##### DATA SHOWN #####
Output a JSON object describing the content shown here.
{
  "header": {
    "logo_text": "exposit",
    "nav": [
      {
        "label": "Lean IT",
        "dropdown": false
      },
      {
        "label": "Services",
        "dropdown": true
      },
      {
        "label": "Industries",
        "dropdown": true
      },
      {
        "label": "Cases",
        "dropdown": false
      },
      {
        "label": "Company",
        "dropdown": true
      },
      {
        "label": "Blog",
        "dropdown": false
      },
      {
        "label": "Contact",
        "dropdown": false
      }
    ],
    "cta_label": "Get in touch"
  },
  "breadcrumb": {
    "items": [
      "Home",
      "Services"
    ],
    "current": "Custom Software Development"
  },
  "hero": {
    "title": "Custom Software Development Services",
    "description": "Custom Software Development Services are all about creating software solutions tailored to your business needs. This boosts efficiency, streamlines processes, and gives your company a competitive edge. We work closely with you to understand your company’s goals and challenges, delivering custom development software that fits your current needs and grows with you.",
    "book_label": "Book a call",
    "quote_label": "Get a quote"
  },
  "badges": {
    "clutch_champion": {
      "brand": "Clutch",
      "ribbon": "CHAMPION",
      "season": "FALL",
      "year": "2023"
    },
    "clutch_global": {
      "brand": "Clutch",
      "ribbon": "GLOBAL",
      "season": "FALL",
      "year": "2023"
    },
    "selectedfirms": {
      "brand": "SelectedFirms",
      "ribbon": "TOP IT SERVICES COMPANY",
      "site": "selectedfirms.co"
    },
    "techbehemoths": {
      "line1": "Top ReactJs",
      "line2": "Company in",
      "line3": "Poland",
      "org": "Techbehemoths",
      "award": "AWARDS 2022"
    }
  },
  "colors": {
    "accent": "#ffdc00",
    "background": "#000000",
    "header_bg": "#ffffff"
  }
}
#####
■ PROBLEM TO WORK ON:
Retype every entry above, word for word.

■ COMPLETE ANSWER:
Output a JSON object describing the content shown here.
{
  "header": {
    "logo_text": "exposit",
    "nav": [
      {
        "label": "Lean IT",
        "dropdown": false
      },
      {
        "label": "Services",
        "dropdown": true
      },
      {
        "label": "Industries",
        "dropdown": true
      },
      {
        "label": "Cases",
        "dropdown": false
      },
      {
        "label": "Company",
        "dropdown": true
      },
      {
        "label": "Blog",
        "dropdown": false
      },
      {
        "label": "Contact",
        "dropdown": false
      }
    ],
    "cta_label": "Get in touch"
  },
  "breadcrumb": {
    "items": [
      "Home",
      "Services"
    ],
    "current": "Custom Software Development"
  },
  "hero": {
    "title": "Custom Software Development Services",
    "description": "Custom Software Development Services are all about creating software solutions tailored to your business needs. This boosts efficiency, streamlines processes, and gives your company a competitive edge. We work closely with you to understand your company’s goals and challenges, delivering custom development software that fits your current needs and grows with you.",
    "book_label": "Book a call",
    "quote_label": "Get a quote"
  },
  "badges": {
    "clutch_champion": {
      "brand": "Clutch",
      "ribbon": "CHAMPION",
      "season": "FALL",
      "year": "2023"
    },
    "clutch_global": {
      "brand": "Clutch",
      "ribbon": "GLOBAL",
      "season": "FALL",
      "year": "2023"
    },
    "selectedfirms": {
      "brand": "SelectedFirms",
      "ribbon": "TOP IT SERVICES COMPANY",
      "site": "selectedfirms.co"
    },
    "techbehemoths": {
      "line1": "Top ReactJs",
      "line2": "Company in",
      "line3": "Poland",
      "org": "Techbehemoths",
      "award": "AWARDS 2022"
    }
  },
  "colors": {
    "accent": "#ffdc00",
    "background": "#000000",
    "header_bg": "#ffffff"
  }
}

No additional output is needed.